(Labeled box records)
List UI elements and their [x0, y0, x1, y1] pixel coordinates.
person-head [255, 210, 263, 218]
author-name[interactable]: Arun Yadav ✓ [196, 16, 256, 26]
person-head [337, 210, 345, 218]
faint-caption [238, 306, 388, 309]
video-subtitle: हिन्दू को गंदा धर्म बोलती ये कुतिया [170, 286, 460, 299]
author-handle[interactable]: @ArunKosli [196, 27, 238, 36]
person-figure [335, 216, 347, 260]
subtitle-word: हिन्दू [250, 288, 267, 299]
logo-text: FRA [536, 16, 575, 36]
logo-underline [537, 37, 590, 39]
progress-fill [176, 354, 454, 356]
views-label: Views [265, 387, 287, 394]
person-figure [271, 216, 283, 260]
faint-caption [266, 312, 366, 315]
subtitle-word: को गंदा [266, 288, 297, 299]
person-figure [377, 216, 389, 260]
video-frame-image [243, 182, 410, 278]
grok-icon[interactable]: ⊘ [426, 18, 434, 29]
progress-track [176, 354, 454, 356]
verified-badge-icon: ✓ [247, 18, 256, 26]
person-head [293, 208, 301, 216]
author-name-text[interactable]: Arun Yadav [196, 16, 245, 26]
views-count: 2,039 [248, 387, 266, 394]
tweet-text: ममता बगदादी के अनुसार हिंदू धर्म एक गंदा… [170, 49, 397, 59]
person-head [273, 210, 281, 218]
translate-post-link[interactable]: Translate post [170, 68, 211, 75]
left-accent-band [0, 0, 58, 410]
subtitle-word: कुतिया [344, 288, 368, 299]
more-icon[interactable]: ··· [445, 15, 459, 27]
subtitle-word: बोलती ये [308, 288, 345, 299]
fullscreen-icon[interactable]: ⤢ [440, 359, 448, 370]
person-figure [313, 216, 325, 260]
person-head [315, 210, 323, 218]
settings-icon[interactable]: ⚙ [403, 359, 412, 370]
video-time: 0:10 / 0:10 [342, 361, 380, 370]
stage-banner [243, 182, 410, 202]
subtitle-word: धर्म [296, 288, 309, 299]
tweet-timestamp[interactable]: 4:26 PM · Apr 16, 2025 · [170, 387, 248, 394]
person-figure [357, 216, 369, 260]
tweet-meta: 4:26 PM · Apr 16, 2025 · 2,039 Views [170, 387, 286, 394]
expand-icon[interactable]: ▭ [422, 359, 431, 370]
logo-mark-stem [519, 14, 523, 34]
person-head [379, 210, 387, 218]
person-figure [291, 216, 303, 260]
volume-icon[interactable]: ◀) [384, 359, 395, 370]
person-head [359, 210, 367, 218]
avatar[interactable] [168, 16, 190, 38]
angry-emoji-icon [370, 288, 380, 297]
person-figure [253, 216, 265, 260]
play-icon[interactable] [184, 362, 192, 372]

**What is asked:** Rewrite the lines above as a Markdown table with the columns "Row" and "Line," giving each row a number and leaving out blank lines.

**Written answer:**
| Row | Line |
|---|---|
| 1 | List UI elements and their [x0, y0, x1, y1] pixel coordinates. |
| 2 | person-head [255, 210, 263, 218] |
| 3 | author-name[interactable]: Arun Yadav ✓ [196, 16, 256, 26] |
| 4 | person-head [337, 210, 345, 218] |
| 5 | faint-caption [238, 306, 388, 309] |
| 6 | video-subtitle: हिन्दू को गंदा धर्म बोलती ये कुतिया [170, 286, 460, 299] |
| 7 | author-handle[interactable]: @ArunKosli [196, 27, 238, 36] |
| 8 | person-figure [335, 216, 347, 260] |
| 9 | subtitle-word: हिन्दू [250, 288, 267, 299] |
| 10 | logo-text: FRA [536, 16, 575, 36] |
| 11 | logo-underline [537, 37, 590, 39] |
| 12 | progress-fill [176, 354, 454, 356] |
| 13 | views-label: Views [265, 387, 287, 394] |
| 14 | person-figure [271, 216, 283, 260] |
| 15 | faint-caption [266, 312, 366, 315] |
| 16 | subtitle-word: को गंदा [266, 288, 297, 299] |
| 17 | person-figure [377, 216, 389, 260] |
| 18 | video-frame-image [243, 182, 410, 278] |
| 19 | grok-icon[interactable]: ⊘ [426, 18, 434, 29] |
| 20 | progress-track [176, 354, 454, 356] |
| 21 | verified-badge-icon: ✓ [247, 18, 256, 26] |
| 22 | person-head [293, 208, 301, 216] |
| 23 | author-name-text[interactable]: Arun Yadav [196, 16, 245, 26] |
| 24 | views-count: 2,039 [248, 387, 266, 394] |
| 25 | tweet-text: ममता बगदादी के अनुसार हिंदू धर्म एक गंदा… [170, 49, 397, 59] |
| 26 | person-head [273, 210, 281, 218] |
| 27 | translate-post-link[interactable]: Translate post [170, 68, 211, 75] |
| 28 | left-accent-band [0, 0, 58, 410] |
| 29 | subtitle-word: कुतिया [344, 288, 368, 299] |
| 30 | more-icon[interactable]: ··· [445, 15, 459, 27] |
| 31 | subtitle-word: बोलती ये [308, 288, 345, 299] |
| 32 | fullscreen-icon[interactable]: ⤢ [440, 359, 448, 370] |
| 33 | person-figure [313, 216, 325, 260] |
| 34 | person-head [315, 210, 323, 218] |
| 35 | settings-icon[interactable]: ⚙ [403, 359, 412, 370] |
| 36 | video-time: 0:10 / 0:10 [342, 361, 380, 370] |
| 37 | stage-banner [243, 182, 410, 202] |
| 38 | subtitle-word: धर्म [296, 288, 309, 299] |
| 39 | tweet-timestamp[interactable]: 4:26 PM · Apr 16, 2025 · [170, 387, 248, 394] |
| 40 | person-figure [357, 216, 369, 260] |
| 41 | tweet-meta: 4:26 PM · Apr 16, 2025 · 2,039 Views [170, 387, 286, 394] |
| 42 | expand-icon[interactable]: ▭ [422, 359, 431, 370] |
| 43 | logo-mark-stem [519, 14, 523, 34] |
| 44 | person-head [379, 210, 387, 218] |
| 45 | person-figure [291, 216, 303, 260] |
| 46 | volume-icon[interactable]: ◀) [384, 359, 395, 370] |
| 47 | person-head [359, 210, 367, 218] |
| 48 | avatar[interactable] [168, 16, 190, 38] |
| 49 | angry-emoji-icon [370, 288, 380, 297] |
| 50 | person-figure [253, 216, 265, 260] |
| 51 | play-icon[interactable] [184, 362, 192, 372] |